Porträt: Netter Haifisch

John Thomas Chambers ist der gierigste Verkäufer der New Economy – und der netteste Prophet des Internet-Zeitalters. Sein Unternehmen Cisco Systems zählt zu den wertvollsten der Welt.

 

Wie der Premierminister von Russland heißt? Solche Namen merkt sich John Thomas Chambers erst gar nicht – die Personalfluktuation im Kreml ist viel zu groß. Al Gore? Das sei ein wichtiger Mann, Vizepräsident der USA, demnächst womöglich Präsident. Zwar in der falschen Partei, aber ein Freund des Internets. Damals, Anfang 1998, außerdem politischer Türöffner in Russland. Solche Leute zählen für den Manager Chambers. Schließlich verfolgt er ein ehrgeiziges Ziel: Im Global Networked Business des 21. Jahrhunderts soll seine Firma Cisco Systems ganz oben stehen.

## [Ziel a]
Wiederhole aus dem Lesetext wortgetreu den Abschnitt von „John Thomas Chambers ist“ bis „ganz oben stehen.“.
Der Lesetext und die Einträge haben inhaltlich nichts miteinander zu tun.

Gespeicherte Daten
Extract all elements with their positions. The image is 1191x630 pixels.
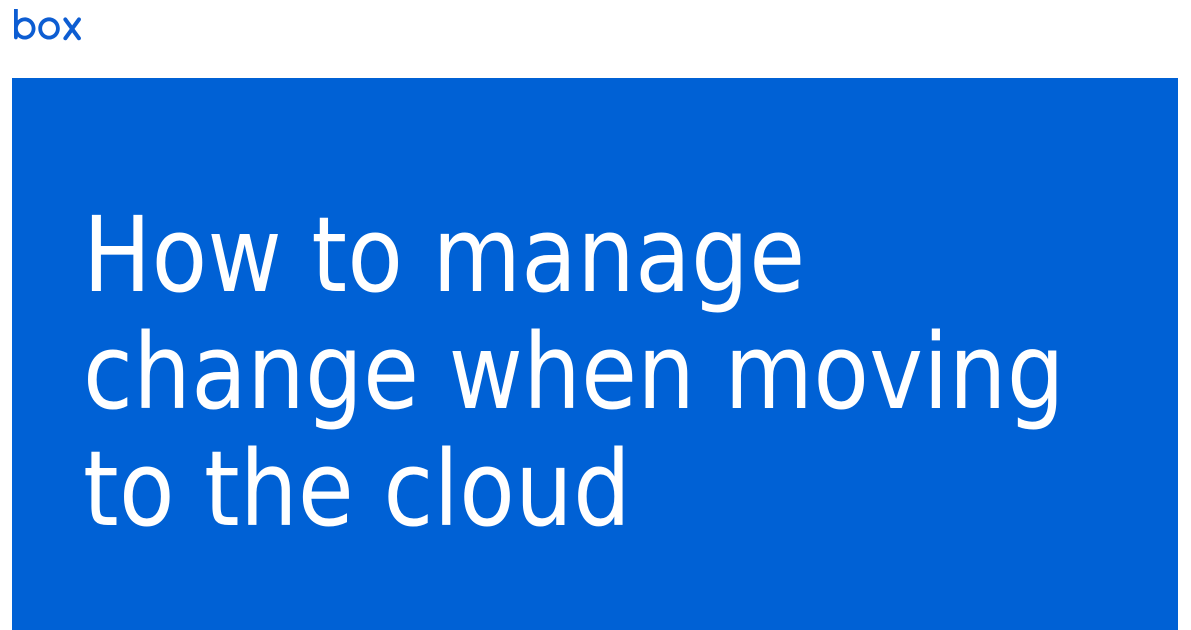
box-logo-icon[interactable]	[12, 8, 92, 44]
hero-banner: How to manage change when moving to the …	[12, 78, 1178, 630]
headline-line-2: change when moving	[83, 314, 1065, 431]
page-header	[0, 0, 1191, 78]
headline-line-1: How to manage	[83, 197, 1065, 314]
hero-content: How to manage change when moving to the …	[83, 78, 1163, 630]
headline-line-3: to the cloud	[83, 431, 1065, 548]
cover-page: How to manage change when moving to the …	[0, 0, 1191, 630]
page-title: How to manage change when moving to the …	[83, 197, 1095, 548]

## [Ziel b]
Schreibe sämtliche Einträge neu, ersetze dabei „hero-content“ durch „main-content“ und lass alles Übrige unverändert. Bilder gehören nicht in die Ausgabe.

## [Vollständige Ausgabe a]
John Thomas Chambers ist der gierigste Verkäufer der New Economy – und der netteste Prophet des Internet-Zeitalters. Sein Unternehmen Cisco Systems zählt zu den wertvollsten der Welt.

 

Wie der Premierminister von Russland heißt? Solche Namen merkt sich John Thomas Chambers erst gar nicht – die Personalfluktuation im Kreml ist viel zu groß. Al Gore? Das sei ein wichtiger Mann, Vizepräsident der USA, demnächst womöglich Präsident. Zwar in der falschen Partei, aber ein Freund des Internets. Damals, Anfang 1998, außerdem politischer Türöffner in Russland. Solche Leute zählen für den Manager Chambers. Schließlich verfolgt er ein ehrgeiziges Ziel: Im Global Networked Business des 21. Jahrhunderts soll seine Firma Cisco Systems ganz oben stehen.

## [Vollständige Ausgabe b]
Extract all elements with their positions. The image is 1191x630 pixels.
box-logo-icon[interactable]	[12, 8, 92, 44]
hero-banner: How to manage change when moving to the …	[12, 78, 1178, 630]
headline-line-2: change when moving	[83, 314, 1065, 431]
page-header	[0, 0, 1191, 78]
headline-line-1: How to manage	[83, 197, 1065, 314]
main-content: How to manage change when moving to the …	[83, 78, 1163, 630]
headline-line-3: to the cloud	[83, 431, 1065, 548]
cover-page: How to manage change when moving to the …	[0, 0, 1191, 630]
page-title: How to manage change when moving to the …	[83, 197, 1095, 548]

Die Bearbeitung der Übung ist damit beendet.